Output the material below in full, exactly as it is.

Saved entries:
>> BEGIN

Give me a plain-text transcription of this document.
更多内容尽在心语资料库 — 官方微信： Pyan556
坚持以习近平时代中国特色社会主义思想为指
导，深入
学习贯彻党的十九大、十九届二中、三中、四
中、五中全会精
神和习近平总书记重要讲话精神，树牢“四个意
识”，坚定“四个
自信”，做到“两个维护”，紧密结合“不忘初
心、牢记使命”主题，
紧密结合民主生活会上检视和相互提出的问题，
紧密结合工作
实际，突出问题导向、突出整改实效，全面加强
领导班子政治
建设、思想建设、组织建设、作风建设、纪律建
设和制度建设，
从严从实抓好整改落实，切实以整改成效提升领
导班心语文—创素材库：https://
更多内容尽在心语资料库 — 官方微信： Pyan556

>> END

**The answer:**
Give me a plain-text transcription of this document.
更多内容尽在心语资料库 — 官方微信： Pyan556
坚持以习近平时代中国特色社会主义思想为指
导，深入
学习贯彻党的十九大、十九届二中、三中、四
中、五中全会精
神和习近平总书记重要讲话精神，树牢“四个意
识”，坚定“四个
自信”，做到“两个维护”，紧密结合“不忘初
心、牢记使命”主题，
紧密结合民主生活会上检视和相互提出的问题，
紧密结合工作
实际，突出问题导向、突出整改实效，全面加强
领导班子政治
建设、思想建设、组织建设、作风建设、纪律建
设和制度建设，
从严从实抓好整改落实，切实以整改成效提升领
导班心语文—创素材库：https://
更多内容尽在心语资料库 — 官方微信： Pyan556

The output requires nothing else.